Requirements: Take the entries below and print all of them exactly, please.
## start Material shown
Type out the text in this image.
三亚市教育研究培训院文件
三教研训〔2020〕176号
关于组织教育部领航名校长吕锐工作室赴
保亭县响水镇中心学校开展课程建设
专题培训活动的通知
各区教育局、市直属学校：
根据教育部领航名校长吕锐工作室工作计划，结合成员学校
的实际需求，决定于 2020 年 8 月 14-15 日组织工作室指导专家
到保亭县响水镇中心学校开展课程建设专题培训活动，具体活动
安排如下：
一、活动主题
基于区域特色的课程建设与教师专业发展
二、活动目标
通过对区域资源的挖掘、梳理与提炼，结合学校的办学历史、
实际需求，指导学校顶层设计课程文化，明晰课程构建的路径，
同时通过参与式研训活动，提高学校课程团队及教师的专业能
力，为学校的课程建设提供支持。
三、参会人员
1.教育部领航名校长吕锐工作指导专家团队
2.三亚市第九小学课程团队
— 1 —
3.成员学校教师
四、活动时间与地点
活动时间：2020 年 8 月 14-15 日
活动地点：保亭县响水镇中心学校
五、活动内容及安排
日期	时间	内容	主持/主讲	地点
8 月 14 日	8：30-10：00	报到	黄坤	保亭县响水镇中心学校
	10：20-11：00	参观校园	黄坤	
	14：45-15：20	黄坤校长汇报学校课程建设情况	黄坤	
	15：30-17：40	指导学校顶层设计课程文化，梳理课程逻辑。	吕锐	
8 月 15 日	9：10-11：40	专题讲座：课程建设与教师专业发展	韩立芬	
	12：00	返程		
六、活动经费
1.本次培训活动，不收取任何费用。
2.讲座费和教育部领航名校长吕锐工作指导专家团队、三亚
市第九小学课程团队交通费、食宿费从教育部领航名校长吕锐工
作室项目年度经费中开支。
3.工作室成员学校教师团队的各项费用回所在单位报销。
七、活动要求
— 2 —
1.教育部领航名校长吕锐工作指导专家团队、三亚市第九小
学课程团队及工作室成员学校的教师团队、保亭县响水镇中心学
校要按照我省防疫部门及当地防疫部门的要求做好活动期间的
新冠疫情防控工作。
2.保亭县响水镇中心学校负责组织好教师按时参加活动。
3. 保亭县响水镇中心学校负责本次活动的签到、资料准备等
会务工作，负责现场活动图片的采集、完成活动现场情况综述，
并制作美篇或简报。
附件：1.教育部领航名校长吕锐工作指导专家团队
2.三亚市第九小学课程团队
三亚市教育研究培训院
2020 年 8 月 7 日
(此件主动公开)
## end Material shown
Reply to the exercise:
Type out the text in this image.
三亚市教育研究培训院文件
三教研训〔2020〕176号
关于组织教育部领航名校长吕锐工作室赴
保亭县响水镇中心学校开展课程建设
专题培训活动的通知
各区教育局、市直属学校：
根据教育部领航名校长吕锐工作室工作计划，结合成员学校
的实际需求，决定于 2020 年 8 月 14-15 日组织工作室指导专家
到保亭县响水镇中心学校开展课程建设专题培训活动，具体活动
安排如下：
一、活动主题
基于区域特色的课程建设与教师专业发展
二、活动目标
通过对区域资源的挖掘、梳理与提炼，结合学校的办学历史、
实际需求，指导学校顶层设计课程文化，明晰课程构建的路径，
同时通过参与式研训活动，提高学校课程团队及教师的专业能
力，为学校的课程建设提供支持。
三、参会人员
1.教育部领航名校长吕锐工作指导专家团队
2.三亚市第九小学课程团队
— 1 —
3.成员学校教师
四、活动时间与地点
活动时间：2020 年 8 月 14-15 日
活动地点：保亭县响水镇中心学校
五、活动内容及安排
日期	时间	内容	主持/主讲	地点
8 月 14 日	8：30-10：00	报到	黄坤	保亭县响水镇中心学校
	10：20-11：00	参观校园	黄坤	
	14：45-15：20	黄坤校长汇报学校课程建设情况	黄坤	
	15：30-17：40	指导学校顶层设计课程文化，梳理课程逻辑。	吕锐	
8 月 15 日	9：10-11：40	专题讲座：课程建设与教师专业发展	韩立芬	
	12：00	返程		
六、活动经费
1.本次培训活动，不收取任何费用。
2.讲座费和教育部领航名校长吕锐工作指导专家团队、三亚
市第九小学课程团队交通费、食宿费从教育部领航名校长吕锐工
作室项目年度经费中开支。
3.工作室成员学校教师团队的各项费用回所在单位报销。
七、活动要求
— 2 —
1.教育部领航名校长吕锐工作指导专家团队、三亚市第九小
学课程团队及工作室成员学校的教师团队、保亭县响水镇中心学
校要按照我省防疫部门及当地防疫部门的要求做好活动期间的
新冠疫情防控工作。
2.保亭县响水镇中心学校负责组织好教师按时参加活动。
3. 保亭县响水镇中心学校负责本次活动的签到、资料准备等
会务工作，负责现场活动图片的采集、完成活动现场情况综述，
并制作美篇或简报。
附件：1.教育部领航名校长吕锐工作指导专家团队
2.三亚市第九小学课程团队
三亚市教育研究培训院
2020 年 8 月 7 日
(此件主动公开)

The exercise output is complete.